WHAT IS ASKED
Write out the whole listing again, exactly as given.

DATASET EXCERPTS

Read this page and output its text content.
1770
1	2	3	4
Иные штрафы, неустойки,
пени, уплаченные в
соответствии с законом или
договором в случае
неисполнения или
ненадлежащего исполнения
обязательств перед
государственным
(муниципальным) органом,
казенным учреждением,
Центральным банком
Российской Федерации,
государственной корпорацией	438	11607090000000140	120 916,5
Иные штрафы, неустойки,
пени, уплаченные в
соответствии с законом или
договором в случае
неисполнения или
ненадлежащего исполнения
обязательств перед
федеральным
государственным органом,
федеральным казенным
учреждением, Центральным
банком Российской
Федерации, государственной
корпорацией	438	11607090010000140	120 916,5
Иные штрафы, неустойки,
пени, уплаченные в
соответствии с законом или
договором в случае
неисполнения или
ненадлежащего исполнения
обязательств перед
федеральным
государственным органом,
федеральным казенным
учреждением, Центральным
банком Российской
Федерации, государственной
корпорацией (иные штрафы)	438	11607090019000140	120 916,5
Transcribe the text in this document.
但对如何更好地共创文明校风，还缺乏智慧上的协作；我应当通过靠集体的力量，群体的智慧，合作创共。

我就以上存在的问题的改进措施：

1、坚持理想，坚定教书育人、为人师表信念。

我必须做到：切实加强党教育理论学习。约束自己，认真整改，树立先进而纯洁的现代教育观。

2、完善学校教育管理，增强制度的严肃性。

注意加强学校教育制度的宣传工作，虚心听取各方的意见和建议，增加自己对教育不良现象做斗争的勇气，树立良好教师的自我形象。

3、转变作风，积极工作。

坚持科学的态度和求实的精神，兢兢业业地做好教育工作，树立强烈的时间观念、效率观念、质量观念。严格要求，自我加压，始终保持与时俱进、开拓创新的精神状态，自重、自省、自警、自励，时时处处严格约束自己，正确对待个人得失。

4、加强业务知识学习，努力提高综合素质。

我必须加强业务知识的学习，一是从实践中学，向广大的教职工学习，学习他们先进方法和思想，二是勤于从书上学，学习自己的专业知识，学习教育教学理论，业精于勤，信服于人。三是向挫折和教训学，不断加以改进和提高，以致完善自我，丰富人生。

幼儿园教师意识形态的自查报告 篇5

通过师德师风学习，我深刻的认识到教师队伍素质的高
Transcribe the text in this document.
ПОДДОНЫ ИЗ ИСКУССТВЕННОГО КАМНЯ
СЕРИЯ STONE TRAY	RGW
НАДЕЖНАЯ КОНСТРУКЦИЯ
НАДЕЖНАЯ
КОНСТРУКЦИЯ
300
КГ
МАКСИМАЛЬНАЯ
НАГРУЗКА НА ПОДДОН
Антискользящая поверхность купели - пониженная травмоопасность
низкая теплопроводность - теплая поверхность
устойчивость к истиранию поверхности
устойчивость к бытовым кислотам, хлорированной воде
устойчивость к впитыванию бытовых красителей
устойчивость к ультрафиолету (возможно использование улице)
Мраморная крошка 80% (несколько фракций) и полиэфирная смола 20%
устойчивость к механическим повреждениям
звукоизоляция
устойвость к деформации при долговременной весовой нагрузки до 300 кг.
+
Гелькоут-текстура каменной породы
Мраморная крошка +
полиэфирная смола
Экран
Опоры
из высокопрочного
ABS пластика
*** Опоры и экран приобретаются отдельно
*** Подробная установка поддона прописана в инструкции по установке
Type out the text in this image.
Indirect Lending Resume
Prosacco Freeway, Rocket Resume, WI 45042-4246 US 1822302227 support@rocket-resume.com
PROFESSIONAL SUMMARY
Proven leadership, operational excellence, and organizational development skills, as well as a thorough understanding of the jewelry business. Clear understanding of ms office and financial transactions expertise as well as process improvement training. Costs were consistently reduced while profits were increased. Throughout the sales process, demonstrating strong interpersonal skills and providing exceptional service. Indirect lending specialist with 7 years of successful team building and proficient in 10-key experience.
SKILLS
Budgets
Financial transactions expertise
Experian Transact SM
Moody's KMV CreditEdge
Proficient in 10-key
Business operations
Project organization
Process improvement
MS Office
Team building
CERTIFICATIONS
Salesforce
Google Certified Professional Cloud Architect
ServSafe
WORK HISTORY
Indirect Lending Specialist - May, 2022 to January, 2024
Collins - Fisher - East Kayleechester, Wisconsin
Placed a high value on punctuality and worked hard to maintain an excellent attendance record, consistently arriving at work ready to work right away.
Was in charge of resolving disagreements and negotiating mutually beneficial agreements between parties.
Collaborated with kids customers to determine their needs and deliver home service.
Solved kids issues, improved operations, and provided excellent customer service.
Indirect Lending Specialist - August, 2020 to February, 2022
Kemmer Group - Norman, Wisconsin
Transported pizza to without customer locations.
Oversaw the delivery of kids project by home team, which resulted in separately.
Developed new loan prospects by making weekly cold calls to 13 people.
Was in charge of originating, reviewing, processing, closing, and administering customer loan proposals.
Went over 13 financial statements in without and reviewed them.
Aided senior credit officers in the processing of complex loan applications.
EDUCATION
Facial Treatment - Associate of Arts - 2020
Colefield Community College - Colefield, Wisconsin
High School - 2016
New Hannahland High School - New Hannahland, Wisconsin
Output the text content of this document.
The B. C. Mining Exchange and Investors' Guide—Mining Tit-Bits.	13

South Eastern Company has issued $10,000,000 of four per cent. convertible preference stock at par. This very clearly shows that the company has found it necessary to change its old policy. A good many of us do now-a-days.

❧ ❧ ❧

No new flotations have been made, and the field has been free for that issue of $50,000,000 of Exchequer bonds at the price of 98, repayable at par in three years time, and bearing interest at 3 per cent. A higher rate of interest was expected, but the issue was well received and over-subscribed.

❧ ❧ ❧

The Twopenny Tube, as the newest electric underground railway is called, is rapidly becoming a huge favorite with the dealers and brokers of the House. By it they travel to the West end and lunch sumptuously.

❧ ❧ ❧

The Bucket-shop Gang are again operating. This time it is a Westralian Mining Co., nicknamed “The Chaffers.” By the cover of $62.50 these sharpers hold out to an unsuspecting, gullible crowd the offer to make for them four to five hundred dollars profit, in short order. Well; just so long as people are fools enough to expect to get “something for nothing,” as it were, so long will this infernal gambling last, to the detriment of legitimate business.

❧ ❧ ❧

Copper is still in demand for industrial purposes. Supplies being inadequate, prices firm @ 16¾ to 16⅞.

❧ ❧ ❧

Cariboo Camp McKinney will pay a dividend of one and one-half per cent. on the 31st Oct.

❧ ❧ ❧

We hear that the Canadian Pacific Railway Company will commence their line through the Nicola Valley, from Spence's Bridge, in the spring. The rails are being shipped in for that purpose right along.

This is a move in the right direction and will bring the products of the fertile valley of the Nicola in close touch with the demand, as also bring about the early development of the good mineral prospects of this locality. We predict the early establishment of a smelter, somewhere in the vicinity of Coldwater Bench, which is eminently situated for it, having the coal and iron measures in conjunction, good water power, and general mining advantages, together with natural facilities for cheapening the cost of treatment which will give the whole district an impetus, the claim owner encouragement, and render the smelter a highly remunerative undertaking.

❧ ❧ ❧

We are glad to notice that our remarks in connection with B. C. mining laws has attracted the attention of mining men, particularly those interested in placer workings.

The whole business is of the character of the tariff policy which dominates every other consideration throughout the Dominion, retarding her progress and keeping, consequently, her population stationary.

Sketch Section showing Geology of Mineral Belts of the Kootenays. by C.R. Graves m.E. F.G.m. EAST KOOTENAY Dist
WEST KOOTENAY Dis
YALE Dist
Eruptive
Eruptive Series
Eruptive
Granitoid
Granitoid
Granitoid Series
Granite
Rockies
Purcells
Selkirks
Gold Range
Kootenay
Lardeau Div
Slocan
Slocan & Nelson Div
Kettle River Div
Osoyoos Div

SOLUTION
Read this page and output its text content.
1770
1	2	3	4
Иные штрафы, неустойки,
пени, уплаченные в
соответствии с законом или
договором в случае
неисполнения или
ненадлежащего исполнения
обязательств перед
государственным
(муниципальным) органом,
казенным учреждением,
Центральным банком
Российской Федерации,
государственной корпорацией	438	11607090000000140	120 916,5
Иные штрафы, неустойки,
пени, уплаченные в
соответствии с законом или
договором в случае
неисполнения или
ненадлежащего исполнения
обязательств перед
федеральным
государственным органом,
федеральным казенным
учреждением, Центральным
банком Российской
Федерации, государственной
корпорацией	438	11607090010000140	120 916,5
Иные штрафы, неустойки,
пени, уплаченные в
соответствии с законом или
договором в случае
неисполнения или
ненадлежащего исполнения
обязательств перед
федеральным
государственным органом,
федеральным казенным
учреждением, Центральным
банком Российской
Федерации, государственной
корпорацией (иные штрафы)	438	11607090019000140	120 916,5
Transcribe the text in this document.
但对如何更好地共创文明校风，还缺乏智慧上的协作；我应当通过靠集体的力量，群体的智慧，合作创共。

我就以上存在的问题的改进措施：

1、坚持理想，坚定教书育人、为人师表信念。

我必须做到：切实加强党教育理论学习。约束自己，认真整改，树立先进而纯洁的现代教育观。

2、完善学校教育管理，增强制度的严肃性。

注意加强学校教育制度的宣传工作，虚心听取各方的意见和建议，增加自己对教育不良现象做斗争的勇气，树立良好教师的自我形象。

3、转变作风，积极工作。

坚持科学的态度和求实的精神，兢兢业业地做好教育工作，树立强烈的时间观念、效率观念、质量观念。严格要求，自我加压，始终保持与时俱进、开拓创新的精神状态，自重、自省、自警、自励，时时处处严格约束自己，正确对待个人得失。

4、加强业务知识学习，努力提高综合素质。

我必须加强业务知识的学习，一是从实践中学，向广大的教职工学习，学习他们先进方法和思想，二是勤于从书上学，学习自己的专业知识，学习教育教学理论，业精于勤，信服于人。三是向挫折和教训学，不断加以改进和提高，以致完善自我，丰富人生。

幼儿园教师意识形态的自查报告 篇5

通过师德师风学习，我深刻的认识到教师队伍素质的高
Transcribe the text in this document.
ПОДДОНЫ ИЗ ИСКУССТВЕННОГО КАМНЯ
СЕРИЯ STONE TRAY	RGW
НАДЕЖНАЯ КОНСТРУКЦИЯ
НАДЕЖНАЯ
КОНСТРУКЦИЯ
300
КГ
МАКСИМАЛЬНАЯ
НАГРУЗКА НА ПОДДОН
Антискользящая поверхность купели - пониженная травмоопасность
низкая теплопроводность - теплая поверхность
устойчивость к истиранию поверхности
устойчивость к бытовым кислотам, хлорированной воде
устойчивость к впитыванию бытовых красителей
устойчивость к ультрафиолету (возможно использование улице)
Мраморная крошка 80% (несколько фракций) и полиэфирная смола 20%
устойчивость к механическим повреждениям
звукоизоляция
устойвость к деформации при долговременной весовой нагрузки до 300 кг.
+
Гелькоут-текстура каменной породы
Мраморная крошка +
полиэфирная смола
Экран
Опоры
из высокопрочного
ABS пластика
*** Опоры и экран приобретаются отдельно
*** Подробная установка поддона прописана в инструкции по установке
Type out the text in this image.
Indirect Lending Resume
Prosacco Freeway, Rocket Resume, WI 45042-4246 US 1822302227 support@rocket-resume.com
PROFESSIONAL SUMMARY
Proven leadership, operational excellence, and organizational development skills, as well as a thorough understanding of the jewelry business. Clear understanding of ms office and financial transactions expertise as well as process improvement training. Costs were consistently reduced while profits were increased. Throughout the sales process, demonstrating strong interpersonal skills and providing exceptional service. Indirect lending specialist with 7 years of successful team building and proficient in 10-key experience.
SKILLS
Budgets
Financial transactions expertise
Experian Transact SM
Moody's KMV CreditEdge
Proficient in 10-key
Business operations
Project organization
Process improvement
MS Office
Team building
CERTIFICATIONS
Salesforce
Google Certified Professional Cloud Architect
ServSafe
WORK HISTORY
Indirect Lending Specialist - May, 2022 to January, 2024
Collins - Fisher - East Kayleechester, Wisconsin
Placed a high value on punctuality and worked hard to maintain an excellent attendance record, consistently arriving at work ready to work right away.
Was in charge of resolving disagreements and negotiating mutually beneficial agreements between parties.
Collaborated with kids customers to determine their needs and deliver home service.
Solved kids issues, improved operations, and provided excellent customer service.
Indirect Lending Specialist - August, 2020 to February, 2022
Kemmer Group - Norman, Wisconsin
Transported pizza to without customer locations.
Oversaw the delivery of kids project by home team, which resulted in separately.
Developed new loan prospects by making weekly cold calls to 13 people.
Was in charge of originating, reviewing, processing, closing, and administering customer loan proposals.
Went over 13 financial statements in without and reviewed them.
Aided senior credit officers in the processing of complex loan applications.
EDUCATION
Facial Treatment - Associate of Arts - 2020
Colefield Community College - Colefield, Wisconsin
High School - 2016
New Hannahland High School - New Hannahland, Wisconsin
Output the text content of this document.
The B. C. Mining Exchange and Investors' Guide—Mining Tit-Bits.	13

South Eastern Company has issued $10,000,000 of four per cent. convertible preference stock at par. This very clearly shows that the company has found it necessary to change its old policy. A good many of us do now-a-days.

❧ ❧ ❧

No new flotations have been made, and the field has been free for that issue of $50,000,000 of Exchequer bonds at the price of 98, repayable at par in three years time, and bearing interest at 3 per cent. A higher rate of interest was expected, but the issue was well received and over-subscribed.

❧ ❧ ❧

The Twopenny Tube, as the newest electric underground railway is called, is rapidly becoming a huge favorite with the dealers and brokers of the House. By it they travel to the West end and lunch sumptuously.

❧ ❧ ❧

The Bucket-shop Gang are again operating. This time it is a Westralian Mining Co., nicknamed “The Chaffers.” By the cover of $62.50 these sharpers hold out to an unsuspecting, gullible crowd the offer to make for them four to five hundred dollars profit, in short order. Well; just so long as people are fools enough to expect to get “something for nothing,” as it were, so long will this infernal gambling last, to the detriment of legitimate business.

❧ ❧ ❧

Copper is still in demand for industrial purposes. Supplies being inadequate, prices firm @ 16¾ to 16⅞.

❧ ❧ ❧

Cariboo Camp McKinney will pay a dividend of one and one-half per cent. on the 31st Oct.

❧ ❧ ❧

We hear that the Canadian Pacific Railway Company will commence their line through the Nicola Valley, from Spence's Bridge, in the spring. The rails are being shipped in for that purpose right along.

This is a move in the right direction and will bring the products of the fertile valley of the Nicola in close touch with the demand, as also bring about the early development of the good mineral prospects of this locality. We predict the early establishment of a smelter, somewhere in the vicinity of Coldwater Bench, which is eminently situated for it, having the coal and iron measures in conjunction, good water power, and general mining advantages, together with natural facilities for cheapening the cost of treatment which will give the whole district an impetus, the claim owner encouragement, and render the smelter a highly remunerative undertaking.

❧ ❧ ❧

We are glad to notice that our remarks in connection with B. C. mining laws has attracted the attention of mining men, particularly those interested in placer workings.

The whole business is of the character of the tariff policy which dominates every other consideration throughout the Dominion, retarding her progress and keeping, consequently, her population stationary.

Sketch Section showing Geology of Mineral Belts of the Kootenays. by C.R. Graves m.E. F.G.m. EAST KOOTENAY Dist
WEST KOOTENAY Dis
YALE Dist
Eruptive
Eruptive Series
Eruptive
Granitoid
Granitoid
Granitoid Series
Granite
Rockies
Purcells
Selkirks
Gold Range
Kootenay
Lardeau Div
Slocan
Slocan & Nelson Div
Kettle River Div
Osoyoos Div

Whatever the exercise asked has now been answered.